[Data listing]
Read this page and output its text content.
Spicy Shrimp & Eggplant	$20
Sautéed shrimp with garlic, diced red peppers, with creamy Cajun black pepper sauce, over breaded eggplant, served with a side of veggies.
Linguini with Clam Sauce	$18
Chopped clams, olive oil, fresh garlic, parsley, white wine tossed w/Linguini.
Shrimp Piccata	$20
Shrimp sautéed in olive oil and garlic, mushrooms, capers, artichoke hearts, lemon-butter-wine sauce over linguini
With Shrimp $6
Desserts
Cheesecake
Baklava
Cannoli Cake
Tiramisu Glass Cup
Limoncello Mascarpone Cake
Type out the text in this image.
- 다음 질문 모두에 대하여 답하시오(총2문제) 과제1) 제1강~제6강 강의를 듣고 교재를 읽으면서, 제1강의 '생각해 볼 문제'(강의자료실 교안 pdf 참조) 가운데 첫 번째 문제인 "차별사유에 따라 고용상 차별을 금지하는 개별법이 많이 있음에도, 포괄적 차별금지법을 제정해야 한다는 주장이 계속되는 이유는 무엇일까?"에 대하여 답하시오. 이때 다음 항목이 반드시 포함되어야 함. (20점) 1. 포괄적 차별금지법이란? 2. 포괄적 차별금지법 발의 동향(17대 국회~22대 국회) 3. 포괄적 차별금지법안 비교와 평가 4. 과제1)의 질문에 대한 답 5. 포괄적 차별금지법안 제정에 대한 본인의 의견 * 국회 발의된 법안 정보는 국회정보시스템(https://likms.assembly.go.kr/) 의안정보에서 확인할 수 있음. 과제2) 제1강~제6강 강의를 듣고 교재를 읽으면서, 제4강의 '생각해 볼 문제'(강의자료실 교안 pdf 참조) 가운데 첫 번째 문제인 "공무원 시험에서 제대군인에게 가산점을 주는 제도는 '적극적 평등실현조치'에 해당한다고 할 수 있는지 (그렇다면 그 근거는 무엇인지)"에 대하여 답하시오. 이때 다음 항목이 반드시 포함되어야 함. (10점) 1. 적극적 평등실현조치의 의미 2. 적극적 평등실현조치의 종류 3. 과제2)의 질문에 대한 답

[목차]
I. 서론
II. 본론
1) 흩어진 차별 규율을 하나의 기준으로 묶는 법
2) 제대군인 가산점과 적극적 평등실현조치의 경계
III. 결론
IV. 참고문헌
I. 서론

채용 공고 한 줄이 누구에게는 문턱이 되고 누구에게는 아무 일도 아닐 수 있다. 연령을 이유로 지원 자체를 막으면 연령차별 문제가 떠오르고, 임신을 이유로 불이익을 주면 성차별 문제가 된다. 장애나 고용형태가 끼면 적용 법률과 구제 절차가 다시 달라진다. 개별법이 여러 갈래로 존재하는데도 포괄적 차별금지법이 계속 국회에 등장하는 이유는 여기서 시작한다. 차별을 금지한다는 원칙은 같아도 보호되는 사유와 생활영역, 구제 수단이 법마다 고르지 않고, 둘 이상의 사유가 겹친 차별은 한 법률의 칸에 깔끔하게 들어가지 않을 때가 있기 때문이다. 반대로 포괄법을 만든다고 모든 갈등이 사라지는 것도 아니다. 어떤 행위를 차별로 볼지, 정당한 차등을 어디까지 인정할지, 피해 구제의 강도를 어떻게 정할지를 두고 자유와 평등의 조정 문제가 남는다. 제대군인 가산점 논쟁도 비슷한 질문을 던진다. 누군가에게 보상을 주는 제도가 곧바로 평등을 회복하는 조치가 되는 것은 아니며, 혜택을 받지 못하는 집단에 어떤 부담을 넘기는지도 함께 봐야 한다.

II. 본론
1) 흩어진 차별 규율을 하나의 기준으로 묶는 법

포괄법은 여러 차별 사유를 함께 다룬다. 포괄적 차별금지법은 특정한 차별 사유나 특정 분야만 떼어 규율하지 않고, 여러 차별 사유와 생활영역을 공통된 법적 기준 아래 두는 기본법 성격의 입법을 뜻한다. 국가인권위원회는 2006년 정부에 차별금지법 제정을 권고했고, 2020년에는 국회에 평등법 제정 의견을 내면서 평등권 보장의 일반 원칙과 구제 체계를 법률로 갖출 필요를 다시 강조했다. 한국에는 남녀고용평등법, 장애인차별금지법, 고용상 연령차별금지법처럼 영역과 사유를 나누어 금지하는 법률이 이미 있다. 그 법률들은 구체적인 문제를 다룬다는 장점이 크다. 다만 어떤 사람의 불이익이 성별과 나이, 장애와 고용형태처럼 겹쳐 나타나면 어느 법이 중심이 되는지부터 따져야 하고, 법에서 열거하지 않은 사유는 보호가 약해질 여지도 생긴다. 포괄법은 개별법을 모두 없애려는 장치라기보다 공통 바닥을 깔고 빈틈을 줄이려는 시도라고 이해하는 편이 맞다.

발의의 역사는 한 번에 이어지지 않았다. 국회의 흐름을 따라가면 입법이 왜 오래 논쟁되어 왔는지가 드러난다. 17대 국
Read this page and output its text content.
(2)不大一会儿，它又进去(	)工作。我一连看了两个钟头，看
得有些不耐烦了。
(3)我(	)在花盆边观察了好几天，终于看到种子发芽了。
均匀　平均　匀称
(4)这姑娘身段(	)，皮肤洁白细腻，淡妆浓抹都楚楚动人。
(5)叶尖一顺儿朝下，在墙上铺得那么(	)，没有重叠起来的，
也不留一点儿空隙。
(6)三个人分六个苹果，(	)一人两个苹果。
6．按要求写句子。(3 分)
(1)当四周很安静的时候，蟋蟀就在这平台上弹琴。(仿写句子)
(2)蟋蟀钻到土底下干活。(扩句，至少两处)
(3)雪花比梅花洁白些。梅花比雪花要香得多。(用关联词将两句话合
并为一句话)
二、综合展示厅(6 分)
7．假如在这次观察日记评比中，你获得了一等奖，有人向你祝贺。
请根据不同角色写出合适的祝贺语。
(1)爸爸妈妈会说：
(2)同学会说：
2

▸ **The task**:
Using the listing above, please repeat every entry exactly.

▸ **Task response**:
Read this page and output its text content.
Spicy Shrimp & Eggplant	$20
Sautéed shrimp with garlic, diced red peppers, with creamy Cajun black pepper sauce, over breaded eggplant, served with a side of veggies.
Linguini with Clam Sauce	$18
Chopped clams, olive oil, fresh garlic, parsley, white wine tossed w/Linguini.
Shrimp Piccata	$20
Shrimp sautéed in olive oil and garlic, mushrooms, capers, artichoke hearts, lemon-butter-wine sauce over linguini
With Shrimp $6
Desserts
Cheesecake
Baklava
Cannoli Cake
Tiramisu Glass Cup
Limoncello Mascarpone Cake
Type out the text in this image.
- 다음 질문 모두에 대하여 답하시오(총2문제) 과제1) 제1강~제6강 강의를 듣고 교재를 읽으면서, 제1강의 '생각해 볼 문제'(강의자료실 교안 pdf 참조) 가운데 첫 번째 문제인 "차별사유에 따라 고용상 차별을 금지하는 개별법이 많이 있음에도, 포괄적 차별금지법을 제정해야 한다는 주장이 계속되는 이유는 무엇일까?"에 대하여 답하시오. 이때 다음 항목이 반드시 포함되어야 함. (20점) 1. 포괄적 차별금지법이란? 2. 포괄적 차별금지법 발의 동향(17대 국회~22대 국회) 3. 포괄적 차별금지법안 비교와 평가 4. 과제1)의 질문에 대한 답 5. 포괄적 차별금지법안 제정에 대한 본인의 의견 * 국회 발의된 법안 정보는 국회정보시스템(https://likms.assembly.go.kr/) 의안정보에서 확인할 수 있음. 과제2) 제1강~제6강 강의를 듣고 교재를 읽으면서, 제4강의 '생각해 볼 문제'(강의자료실 교안 pdf 참조) 가운데 첫 번째 문제인 "공무원 시험에서 제대군인에게 가산점을 주는 제도는 '적극적 평등실현조치'에 해당한다고 할 수 있는지 (그렇다면 그 근거는 무엇인지)"에 대하여 답하시오. 이때 다음 항목이 반드시 포함되어야 함. (10점) 1. 적극적 평등실현조치의 의미 2. 적극적 평등실현조치의 종류 3. 과제2)의 질문에 대한 답

[목차]
I. 서론
II. 본론
1) 흩어진 차별 규율을 하나의 기준으로 묶는 법
2) 제대군인 가산점과 적극적 평등실현조치의 경계
III. 결론
IV. 참고문헌
I. 서론

채용 공고 한 줄이 누구에게는 문턱이 되고 누구에게는 아무 일도 아닐 수 있다. 연령을 이유로 지원 자체를 막으면 연령차별 문제가 떠오르고, 임신을 이유로 불이익을 주면 성차별 문제가 된다. 장애나 고용형태가 끼면 적용 법률과 구제 절차가 다시 달라진다. 개별법이 여러 갈래로 존재하는데도 포괄적 차별금지법이 계속 국회에 등장하는 이유는 여기서 시작한다. 차별을 금지한다는 원칙은 같아도 보호되는 사유와 생활영역, 구제 수단이 법마다 고르지 않고, 둘 이상의 사유가 겹친 차별은 한 법률의 칸에 깔끔하게 들어가지 않을 때가 있기 때문이다. 반대로 포괄법을 만든다고 모든 갈등이 사라지는 것도 아니다. 어떤 행위를 차별로 볼지, 정당한 차등을 어디까지 인정할지, 피해 구제의 강도를 어떻게 정할지를 두고 자유와 평등의 조정 문제가 남는다. 제대군인 가산점 논쟁도 비슷한 질문을 던진다. 누군가에게 보상을 주는 제도가 곧바로 평등을 회복하는 조치가 되는 것은 아니며, 혜택을 받지 못하는 집단에 어떤 부담을 넘기는지도 함께 봐야 한다.

II. 본론
1) 흩어진 차별 규율을 하나의 기준으로 묶는 법

포괄법은 여러 차별 사유를 함께 다룬다. 포괄적 차별금지법은 특정한 차별 사유나 특정 분야만 떼어 규율하지 않고, 여러 차별 사유와 생활영역을 공통된 법적 기준 아래 두는 기본법 성격의 입법을 뜻한다. 국가인권위원회는 2006년 정부에 차별금지법 제정을 권고했고, 2020년에는 국회에 평등법 제정 의견을 내면서 평등권 보장의 일반 원칙과 구제 체계를 법률로 갖출 필요를 다시 강조했다. 한국에는 남녀고용평등법, 장애인차별금지법, 고용상 연령차별금지법처럼 영역과 사유를 나누어 금지하는 법률이 이미 있다. 그 법률들은 구체적인 문제를 다룬다는 장점이 크다. 다만 어떤 사람의 불이익이 성별과 나이, 장애와 고용형태처럼 겹쳐 나타나면 어느 법이 중심이 되는지부터 따져야 하고, 법에서 열거하지 않은 사유는 보호가 약해질 여지도 생긴다. 포괄법은 개별법을 모두 없애려는 장치라기보다 공통 바닥을 깔고 빈틈을 줄이려는 시도라고 이해하는 편이 맞다.

발의의 역사는 한 번에 이어지지 않았다. 국회의 흐름을 따라가면 입법이 왜 오래 논쟁되어 왔는지가 드러난다. 17대 국
Read this page and output its text content.
(2)不大一会儿，它又进去(	)工作。我一连看了两个钟头，看
得有些不耐烦了。
(3)我(	)在花盆边观察了好几天，终于看到种子发芽了。
均匀　平均　匀称
(4)这姑娘身段(	)，皮肤洁白细腻，淡妆浓抹都楚楚动人。
(5)叶尖一顺儿朝下，在墙上铺得那么(	)，没有重叠起来的，
也不留一点儿空隙。
(6)三个人分六个苹果，(	)一人两个苹果。
6．按要求写句子。(3 分)
(1)当四周很安静的时候，蟋蟀就在这平台上弹琴。(仿写句子)
(2)蟋蟀钻到土底下干活。(扩句，至少两处)
(3)雪花比梅花洁白些。梅花比雪花要香得多。(用关联词将两句话合
并为一句话)
二、综合展示厅(6 分)
7．假如在这次观察日记评比中，你获得了一等奖，有人向你祝贺。
请根据不同角色写出合适的祝贺语。
(1)爸爸妈妈会说：
(2)同学会说：
2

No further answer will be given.